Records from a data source
»»

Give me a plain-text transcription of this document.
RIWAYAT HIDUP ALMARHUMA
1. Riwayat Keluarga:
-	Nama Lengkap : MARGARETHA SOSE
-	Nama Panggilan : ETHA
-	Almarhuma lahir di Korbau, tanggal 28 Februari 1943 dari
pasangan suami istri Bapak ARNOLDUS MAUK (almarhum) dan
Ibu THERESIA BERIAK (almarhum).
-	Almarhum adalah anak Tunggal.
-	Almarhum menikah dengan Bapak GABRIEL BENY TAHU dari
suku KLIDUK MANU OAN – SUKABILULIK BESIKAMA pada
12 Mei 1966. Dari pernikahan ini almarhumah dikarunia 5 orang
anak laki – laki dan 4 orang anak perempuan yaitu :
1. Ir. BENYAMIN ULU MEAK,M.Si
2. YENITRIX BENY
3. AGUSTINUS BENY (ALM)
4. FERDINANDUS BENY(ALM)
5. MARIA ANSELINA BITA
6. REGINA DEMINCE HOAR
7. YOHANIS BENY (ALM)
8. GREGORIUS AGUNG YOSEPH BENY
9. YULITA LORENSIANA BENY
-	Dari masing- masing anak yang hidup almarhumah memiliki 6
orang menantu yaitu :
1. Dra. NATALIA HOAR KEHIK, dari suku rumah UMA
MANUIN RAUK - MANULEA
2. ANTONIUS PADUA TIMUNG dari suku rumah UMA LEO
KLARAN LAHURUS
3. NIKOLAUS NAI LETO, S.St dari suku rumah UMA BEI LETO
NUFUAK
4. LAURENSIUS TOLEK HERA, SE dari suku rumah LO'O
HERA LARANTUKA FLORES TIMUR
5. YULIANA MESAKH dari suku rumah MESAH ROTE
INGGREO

««

Check each line of the records for "yaitu" and copy the ones that contain it.

anak laki – laki dan 4 orang anak perempuan yaitu :
orang menantu yaitu :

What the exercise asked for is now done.